[Dataset items]
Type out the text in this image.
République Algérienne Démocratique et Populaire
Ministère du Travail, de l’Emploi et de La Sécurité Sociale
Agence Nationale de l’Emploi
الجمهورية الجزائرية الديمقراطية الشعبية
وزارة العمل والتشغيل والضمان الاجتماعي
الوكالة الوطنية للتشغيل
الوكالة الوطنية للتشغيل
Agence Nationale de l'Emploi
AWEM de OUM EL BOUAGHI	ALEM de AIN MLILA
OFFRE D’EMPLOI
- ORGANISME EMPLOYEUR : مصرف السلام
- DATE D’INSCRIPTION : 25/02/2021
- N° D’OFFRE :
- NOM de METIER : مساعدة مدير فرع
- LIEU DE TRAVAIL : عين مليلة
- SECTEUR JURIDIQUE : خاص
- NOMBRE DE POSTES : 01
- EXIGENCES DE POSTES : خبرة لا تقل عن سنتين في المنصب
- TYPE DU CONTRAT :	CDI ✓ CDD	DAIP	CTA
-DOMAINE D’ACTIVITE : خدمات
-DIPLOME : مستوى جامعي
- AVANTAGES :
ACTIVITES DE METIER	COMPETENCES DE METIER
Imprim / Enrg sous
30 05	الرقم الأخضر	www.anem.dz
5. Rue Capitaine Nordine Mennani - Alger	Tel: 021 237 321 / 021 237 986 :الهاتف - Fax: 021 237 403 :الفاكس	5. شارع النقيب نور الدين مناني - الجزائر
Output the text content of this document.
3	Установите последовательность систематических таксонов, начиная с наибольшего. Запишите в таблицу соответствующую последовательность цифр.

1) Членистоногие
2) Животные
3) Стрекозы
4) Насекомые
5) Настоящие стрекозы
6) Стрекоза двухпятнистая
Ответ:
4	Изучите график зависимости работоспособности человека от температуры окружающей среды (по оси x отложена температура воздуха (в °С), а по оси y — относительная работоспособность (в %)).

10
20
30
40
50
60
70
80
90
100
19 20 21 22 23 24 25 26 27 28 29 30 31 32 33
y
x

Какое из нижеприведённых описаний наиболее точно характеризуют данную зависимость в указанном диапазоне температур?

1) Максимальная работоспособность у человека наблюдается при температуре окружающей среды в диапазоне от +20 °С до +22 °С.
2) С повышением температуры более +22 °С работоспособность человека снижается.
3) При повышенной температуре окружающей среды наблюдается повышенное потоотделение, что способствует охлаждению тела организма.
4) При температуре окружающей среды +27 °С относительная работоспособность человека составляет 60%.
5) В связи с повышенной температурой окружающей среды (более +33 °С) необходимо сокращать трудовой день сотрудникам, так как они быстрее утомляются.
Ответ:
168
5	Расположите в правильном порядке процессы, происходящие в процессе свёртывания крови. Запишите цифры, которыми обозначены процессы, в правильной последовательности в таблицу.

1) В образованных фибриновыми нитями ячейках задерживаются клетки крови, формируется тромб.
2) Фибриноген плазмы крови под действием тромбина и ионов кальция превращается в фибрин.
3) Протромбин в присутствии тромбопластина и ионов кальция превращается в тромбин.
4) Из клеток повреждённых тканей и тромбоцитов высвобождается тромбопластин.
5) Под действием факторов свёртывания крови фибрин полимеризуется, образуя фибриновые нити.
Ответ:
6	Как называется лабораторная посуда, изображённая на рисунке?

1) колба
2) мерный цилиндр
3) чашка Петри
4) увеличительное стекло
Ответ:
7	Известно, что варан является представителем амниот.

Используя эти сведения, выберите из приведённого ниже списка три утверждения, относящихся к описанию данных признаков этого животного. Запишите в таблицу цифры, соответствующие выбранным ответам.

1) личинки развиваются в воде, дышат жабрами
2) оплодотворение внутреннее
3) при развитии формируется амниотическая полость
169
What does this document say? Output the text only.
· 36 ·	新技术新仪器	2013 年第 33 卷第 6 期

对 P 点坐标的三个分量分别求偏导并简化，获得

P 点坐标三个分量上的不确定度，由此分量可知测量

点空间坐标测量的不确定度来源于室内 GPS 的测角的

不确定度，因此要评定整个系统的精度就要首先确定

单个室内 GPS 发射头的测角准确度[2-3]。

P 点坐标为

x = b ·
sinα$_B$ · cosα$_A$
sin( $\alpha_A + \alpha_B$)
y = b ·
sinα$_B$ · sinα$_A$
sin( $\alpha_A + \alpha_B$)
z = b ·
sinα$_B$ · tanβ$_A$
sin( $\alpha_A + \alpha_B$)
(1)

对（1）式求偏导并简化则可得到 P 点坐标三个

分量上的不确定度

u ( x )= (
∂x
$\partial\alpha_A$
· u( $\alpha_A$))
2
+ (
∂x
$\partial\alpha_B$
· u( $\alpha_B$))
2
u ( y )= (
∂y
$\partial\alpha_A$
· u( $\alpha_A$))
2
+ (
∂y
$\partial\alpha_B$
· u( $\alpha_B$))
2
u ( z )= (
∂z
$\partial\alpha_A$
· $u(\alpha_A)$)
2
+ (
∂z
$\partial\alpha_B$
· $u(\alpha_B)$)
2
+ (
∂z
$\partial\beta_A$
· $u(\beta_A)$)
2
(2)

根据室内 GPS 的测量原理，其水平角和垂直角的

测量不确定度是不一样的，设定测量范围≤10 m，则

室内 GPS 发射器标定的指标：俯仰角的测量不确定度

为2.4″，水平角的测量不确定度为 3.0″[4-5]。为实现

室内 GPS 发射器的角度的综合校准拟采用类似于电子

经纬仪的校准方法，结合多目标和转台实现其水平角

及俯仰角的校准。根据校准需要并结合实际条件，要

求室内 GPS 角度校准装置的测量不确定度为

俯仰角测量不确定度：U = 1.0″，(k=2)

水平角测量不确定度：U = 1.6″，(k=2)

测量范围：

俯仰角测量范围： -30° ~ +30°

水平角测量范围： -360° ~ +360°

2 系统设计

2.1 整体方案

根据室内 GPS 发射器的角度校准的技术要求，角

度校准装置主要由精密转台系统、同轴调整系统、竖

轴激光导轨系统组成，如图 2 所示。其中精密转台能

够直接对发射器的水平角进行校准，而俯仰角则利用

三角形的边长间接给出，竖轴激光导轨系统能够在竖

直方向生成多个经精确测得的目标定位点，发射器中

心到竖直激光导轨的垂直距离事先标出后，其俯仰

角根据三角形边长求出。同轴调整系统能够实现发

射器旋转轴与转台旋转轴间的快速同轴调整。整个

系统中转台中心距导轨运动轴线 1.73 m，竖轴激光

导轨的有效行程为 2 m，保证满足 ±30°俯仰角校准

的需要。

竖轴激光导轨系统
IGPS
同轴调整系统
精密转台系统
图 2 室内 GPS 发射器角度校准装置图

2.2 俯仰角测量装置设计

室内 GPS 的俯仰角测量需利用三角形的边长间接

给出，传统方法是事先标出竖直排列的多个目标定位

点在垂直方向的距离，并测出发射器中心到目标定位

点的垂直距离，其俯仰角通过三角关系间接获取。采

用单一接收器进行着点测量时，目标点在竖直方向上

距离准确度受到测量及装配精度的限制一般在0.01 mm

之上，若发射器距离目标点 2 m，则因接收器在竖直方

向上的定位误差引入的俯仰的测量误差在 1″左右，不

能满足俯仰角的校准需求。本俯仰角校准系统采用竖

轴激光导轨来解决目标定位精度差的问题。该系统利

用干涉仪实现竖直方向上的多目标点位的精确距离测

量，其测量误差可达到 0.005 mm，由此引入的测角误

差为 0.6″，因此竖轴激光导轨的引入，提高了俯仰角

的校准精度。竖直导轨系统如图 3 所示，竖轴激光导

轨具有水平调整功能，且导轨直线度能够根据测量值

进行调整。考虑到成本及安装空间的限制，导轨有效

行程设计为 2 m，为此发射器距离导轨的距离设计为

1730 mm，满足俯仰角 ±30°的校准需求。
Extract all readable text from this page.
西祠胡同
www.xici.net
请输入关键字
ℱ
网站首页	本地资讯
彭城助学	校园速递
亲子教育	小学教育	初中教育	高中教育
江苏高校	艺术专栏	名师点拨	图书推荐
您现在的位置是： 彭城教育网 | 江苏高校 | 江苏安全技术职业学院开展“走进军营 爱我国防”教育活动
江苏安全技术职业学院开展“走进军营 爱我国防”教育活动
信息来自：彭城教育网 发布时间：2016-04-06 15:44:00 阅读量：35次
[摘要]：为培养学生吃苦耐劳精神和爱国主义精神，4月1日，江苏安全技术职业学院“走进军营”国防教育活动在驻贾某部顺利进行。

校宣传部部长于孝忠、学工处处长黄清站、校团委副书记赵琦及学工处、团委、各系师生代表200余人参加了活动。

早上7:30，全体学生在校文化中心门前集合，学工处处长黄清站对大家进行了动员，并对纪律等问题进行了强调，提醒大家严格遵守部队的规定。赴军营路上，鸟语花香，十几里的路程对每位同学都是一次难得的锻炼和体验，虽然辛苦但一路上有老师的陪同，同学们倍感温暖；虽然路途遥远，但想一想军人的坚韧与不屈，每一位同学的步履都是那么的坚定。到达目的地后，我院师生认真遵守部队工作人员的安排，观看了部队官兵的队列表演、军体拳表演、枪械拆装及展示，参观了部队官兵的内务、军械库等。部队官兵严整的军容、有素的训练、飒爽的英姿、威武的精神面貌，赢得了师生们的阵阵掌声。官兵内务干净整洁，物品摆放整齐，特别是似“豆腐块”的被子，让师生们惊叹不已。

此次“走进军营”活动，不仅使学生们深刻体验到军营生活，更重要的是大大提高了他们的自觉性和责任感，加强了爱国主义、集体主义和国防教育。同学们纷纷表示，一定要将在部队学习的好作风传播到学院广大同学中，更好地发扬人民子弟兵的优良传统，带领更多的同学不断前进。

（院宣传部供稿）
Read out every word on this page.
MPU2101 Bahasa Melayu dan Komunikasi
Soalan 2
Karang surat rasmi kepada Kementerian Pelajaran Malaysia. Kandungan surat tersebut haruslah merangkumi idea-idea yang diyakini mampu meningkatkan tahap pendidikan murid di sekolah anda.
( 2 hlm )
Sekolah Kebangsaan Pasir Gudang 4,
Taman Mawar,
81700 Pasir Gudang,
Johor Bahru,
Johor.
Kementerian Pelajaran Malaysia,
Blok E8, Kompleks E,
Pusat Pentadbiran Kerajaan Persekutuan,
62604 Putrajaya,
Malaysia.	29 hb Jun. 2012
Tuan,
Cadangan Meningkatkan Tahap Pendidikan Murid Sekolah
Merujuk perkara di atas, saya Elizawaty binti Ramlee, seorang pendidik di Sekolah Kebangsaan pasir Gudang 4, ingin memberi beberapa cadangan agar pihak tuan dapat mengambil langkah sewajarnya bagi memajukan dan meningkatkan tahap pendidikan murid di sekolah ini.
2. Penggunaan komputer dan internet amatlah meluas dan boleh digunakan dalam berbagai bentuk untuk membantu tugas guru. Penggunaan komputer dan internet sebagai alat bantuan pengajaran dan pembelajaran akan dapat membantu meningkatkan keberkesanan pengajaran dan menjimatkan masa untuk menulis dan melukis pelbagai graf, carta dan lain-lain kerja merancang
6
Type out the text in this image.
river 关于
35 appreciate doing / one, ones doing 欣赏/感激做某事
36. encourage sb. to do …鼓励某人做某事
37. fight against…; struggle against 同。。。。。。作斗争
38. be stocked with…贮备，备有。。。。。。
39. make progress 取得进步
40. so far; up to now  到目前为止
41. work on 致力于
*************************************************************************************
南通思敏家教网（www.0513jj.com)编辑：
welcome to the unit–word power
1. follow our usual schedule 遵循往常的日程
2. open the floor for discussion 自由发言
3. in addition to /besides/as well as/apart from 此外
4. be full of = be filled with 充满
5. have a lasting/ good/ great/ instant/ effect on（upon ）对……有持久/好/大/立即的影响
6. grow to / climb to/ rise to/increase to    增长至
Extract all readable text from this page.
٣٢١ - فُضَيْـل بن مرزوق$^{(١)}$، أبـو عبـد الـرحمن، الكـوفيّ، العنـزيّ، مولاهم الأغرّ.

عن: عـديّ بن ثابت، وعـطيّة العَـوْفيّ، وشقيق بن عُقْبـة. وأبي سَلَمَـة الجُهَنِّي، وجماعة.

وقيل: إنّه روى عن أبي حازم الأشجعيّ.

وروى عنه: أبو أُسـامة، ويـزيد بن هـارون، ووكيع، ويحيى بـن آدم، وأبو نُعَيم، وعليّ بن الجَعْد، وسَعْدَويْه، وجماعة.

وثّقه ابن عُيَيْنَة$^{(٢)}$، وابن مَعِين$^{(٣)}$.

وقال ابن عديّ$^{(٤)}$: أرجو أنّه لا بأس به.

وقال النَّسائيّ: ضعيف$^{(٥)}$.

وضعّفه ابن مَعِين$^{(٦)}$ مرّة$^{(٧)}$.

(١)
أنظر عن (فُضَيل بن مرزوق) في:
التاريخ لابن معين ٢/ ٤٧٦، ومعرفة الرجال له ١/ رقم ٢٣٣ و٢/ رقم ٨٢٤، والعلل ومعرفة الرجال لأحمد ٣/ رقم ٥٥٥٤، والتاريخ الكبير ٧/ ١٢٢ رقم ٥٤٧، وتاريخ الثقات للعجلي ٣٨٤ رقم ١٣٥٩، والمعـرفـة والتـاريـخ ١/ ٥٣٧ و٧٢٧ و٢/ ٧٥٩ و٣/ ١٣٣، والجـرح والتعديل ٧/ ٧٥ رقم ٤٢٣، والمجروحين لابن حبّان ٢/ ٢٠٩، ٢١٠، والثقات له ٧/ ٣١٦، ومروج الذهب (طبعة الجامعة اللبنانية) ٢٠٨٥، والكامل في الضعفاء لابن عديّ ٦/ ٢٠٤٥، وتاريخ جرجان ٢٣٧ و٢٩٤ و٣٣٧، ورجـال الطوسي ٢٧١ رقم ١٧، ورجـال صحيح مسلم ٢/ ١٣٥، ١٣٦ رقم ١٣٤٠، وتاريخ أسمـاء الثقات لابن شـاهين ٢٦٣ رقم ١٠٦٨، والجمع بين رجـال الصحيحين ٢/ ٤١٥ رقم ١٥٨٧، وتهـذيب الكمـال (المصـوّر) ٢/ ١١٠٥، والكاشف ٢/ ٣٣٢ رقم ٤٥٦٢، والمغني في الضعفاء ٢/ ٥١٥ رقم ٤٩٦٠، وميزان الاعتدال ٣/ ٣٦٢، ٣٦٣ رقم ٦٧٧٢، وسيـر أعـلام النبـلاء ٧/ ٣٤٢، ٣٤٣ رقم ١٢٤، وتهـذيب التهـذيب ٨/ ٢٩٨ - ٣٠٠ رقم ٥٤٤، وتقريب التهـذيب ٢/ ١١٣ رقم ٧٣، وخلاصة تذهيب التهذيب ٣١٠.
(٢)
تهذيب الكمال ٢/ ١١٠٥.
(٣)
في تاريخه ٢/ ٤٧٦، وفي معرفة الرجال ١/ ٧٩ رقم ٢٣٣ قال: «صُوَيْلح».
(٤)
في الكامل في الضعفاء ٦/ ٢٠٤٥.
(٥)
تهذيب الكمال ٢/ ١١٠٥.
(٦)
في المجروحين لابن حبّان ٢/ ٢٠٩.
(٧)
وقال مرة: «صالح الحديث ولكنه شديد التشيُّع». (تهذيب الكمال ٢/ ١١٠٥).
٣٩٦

→ WORK TO COMPLETE
Return all lines containing the word "свёртывания".

→ WRITTEN SOLUTION
5	Расположите в правильном порядке процессы, происходящие в процессе свёртывания крови. Запишите цифры, которыми обозначены процессы, в правильной последовательности в таблицу.
5) Под действием факторов свёртывания крови фибрин полимеризуется, образуя фибриновые нити.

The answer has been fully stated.